Extracted data entries:
○ ○ ○

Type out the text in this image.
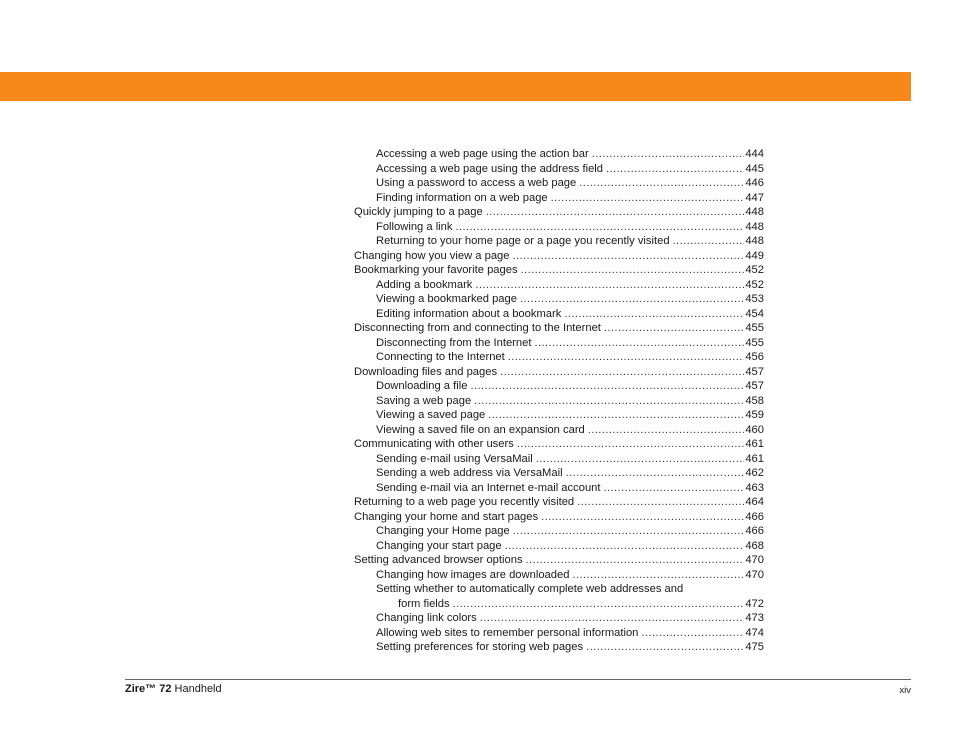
Accessing a web page using the action bar .....	444
Accessing a web page using the address field .....	445
Using a password to access a web page .....	446
Finding information on a web page .....	447
Quickly jumping to a page .....	448
Following a link .....	448
Returning to your home page or a page you recently visited .....	448
Changing how you view a page .....	449
Bookmarking your favorite pages .....	452
Adding a bookmark .....	452
Viewing a bookmarked page .....	453
Editing information about a bookmark .....	454
Disconnecting from and connecting to the Internet .....	455
Disconnecting from the Internet .....	455
Connecting to the Internet .....	456
Downloading files and pages .....	457
Downloading a file .....	457
Saving a web page .....	458
Viewing a saved page .....	459
Viewing a saved file on an expansion card .....	460
Communicating with other users .....	461
Sending e-mail using VersaMail .....	461
Sending a web address via VersaMail .....	462
Sending e-mail via an Internet e-mail account .....	463
Returning to a web page you recently visited .....	464
Changing your home and start pages .....	466
Changing your Home page .....	466
Changing your start page .....	468
Setting advanced browser options .....	470
Changing how images are downloaded .....	470
Setting whether to automatically complete web addresses and
form fields .....	472
Changing link colors .....	473
Allowing web sites to remember personal information .....	474
Setting preferences for storing web pages .....	475
Zire™ 72 Handheld	xiv
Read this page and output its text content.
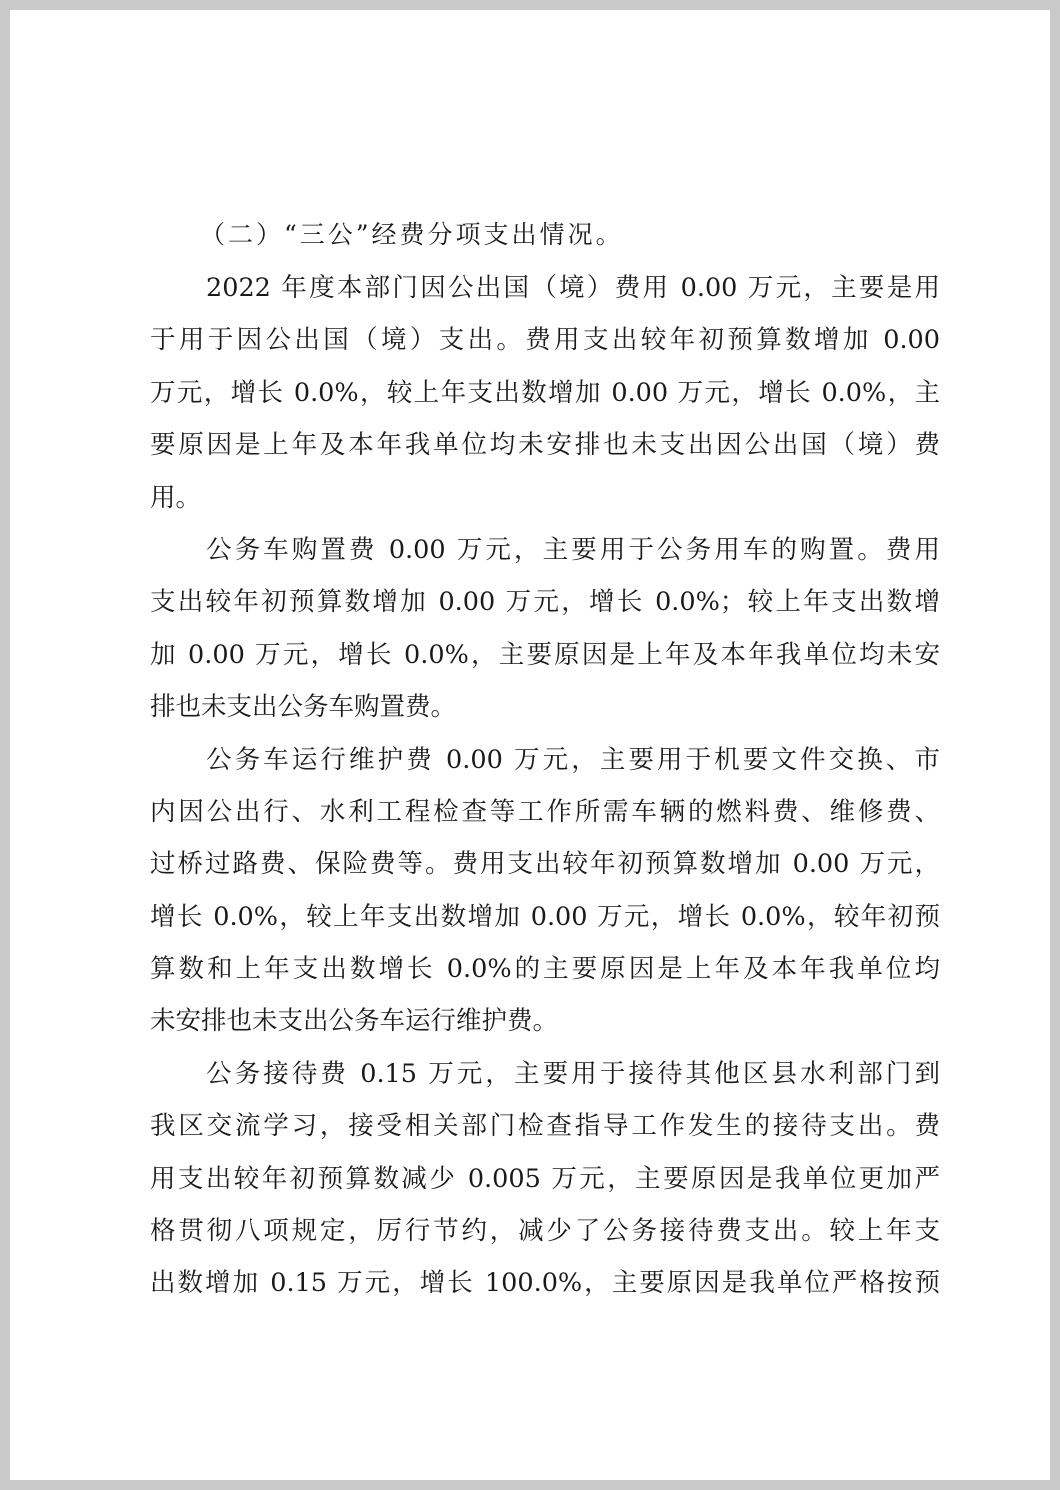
（二）“三公”经费分项支出情况。

2022 年度本部门因公出国（境）费用 0.00 万元，主要是用
于用于因公出国（境）支出。费用支出较年初预算数增加 0.00
万元，增长 0.0%，较上年支出数增加 0.00 万元，增长 0.0%，主
要原因是上年及本年我单位均未安排也未支出因公出国（境）费
用。
公务车购置费 0.00 万元，主要用于公务用车的购置。费用
支出较年初预算数增加 0.00 万元，增长 0.0%；较上年支出数增
加 0.00 万元，增长 0.0%，主要原因是上年及本年我单位均未安
排也未支出公务车购置费。
公务车运行维护费 0.00 万元，主要用于机要文件交换、市
内因公出行、水利工程检查等工作所需车辆的燃料费、维修费、
过桥过路费、保险费等。费用支出较年初预算数增加 0.00 万元，
增长 0.0%，较上年支出数增加 0.00 万元，增长 0.0%，较年初预
算数和上年支出数增长 0.0%的主要原因是上年及本年我单位均
未安排也未支出公务车运行维护费。
公务接待费 0.15 万元，主要用于接待其他区县水利部门到
我区交流学习，接受相关部门检查指导工作发生的接待支出。费
用支出较年初预算数减少 0.005 万元，主要原因是我单位更加严
格贯彻八项规定，厉行节约，减少了公务接待费支出。较上年支
出数增加 0.15 万元，增长 100.0%，主要原因是我单位严格按预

○ ○ ○

Drop the pictures and reproduce the rest of the entries above exactly.

SOLVED EXERCISE —
Type out the text in this image.
Accessing a web page using the action bar .....	444
Accessing a web page using the address field .....	445
Using a password to access a web page .....	446
Finding information on a web page .....	447
Quickly jumping to a page .....	448
Following a link .....	448
Returning to your home page or a page you recently visited .....	448
Changing how you view a page .....	449
Bookmarking your favorite pages .....	452
Adding a bookmark .....	452
Viewing a bookmarked page .....	453
Editing information about a bookmark .....	454
Disconnecting from and connecting to the Internet .....	455
Disconnecting from the Internet .....	455
Connecting to the Internet .....	456
Downloading files and pages .....	457
Downloading a file .....	457
Saving a web page .....	458
Viewing a saved page .....	459
Viewing a saved file on an expansion card .....	460
Communicating with other users .....	461
Sending e-mail using VersaMail .....	461
Sending a web address via VersaMail .....	462
Sending e-mail via an Internet e-mail account .....	463
Returning to a web page you recently visited .....	464
Changing your home and start pages .....	466
Changing your Home page .....	466
Changing your start page .....	468
Setting advanced browser options .....	470
Changing how images are downloaded .....	470
Setting whether to automatically complete web addresses and
form fields .....	472
Changing link colors .....	473
Allowing web sites to remember personal information .....	474
Setting preferences for storing web pages .....	475
Zire™ 72 Handheld	xiv
Read this page and output its text content.
（二）“三公”经费分项支出情况。

2022 年度本部门因公出国（境）费用 0.00 万元，主要是用
于用于因公出国（境）支出。费用支出较年初预算数增加 0.00
万元，增长 0.0%，较上年支出数增加 0.00 万元，增长 0.0%，主
要原因是上年及本年我单位均未安排也未支出因公出国（境）费
用。
公务车购置费 0.00 万元，主要用于公务用车的购置。费用
支出较年初预算数增加 0.00 万元，增长 0.0%；较上年支出数增
加 0.00 万元，增长 0.0%，主要原因是上年及本年我单位均未安
排也未支出公务车购置费。
公务车运行维护费 0.00 万元，主要用于机要文件交换、市
内因公出行、水利工程检查等工作所需车辆的燃料费、维修费、
过桥过路费、保险费等。费用支出较年初预算数增加 0.00 万元，
增长 0.0%，较上年支出数增加 0.00 万元，增长 0.0%，较年初预
算数和上年支出数增长 0.0%的主要原因是上年及本年我单位均
未安排也未支出公务车运行维护费。
公务接待费 0.15 万元，主要用于接待其他区县水利部门到
我区交流学习，接受相关部门检查指导工作发生的接待支出。费
用支出较年初预算数减少 0.005 万元，主要原因是我单位更加严
格贯彻八项规定，厉行节约，减少了公务接待费支出。较上年支
出数增加 0.15 万元，增长 100.0%，主要原因是我单位严格按预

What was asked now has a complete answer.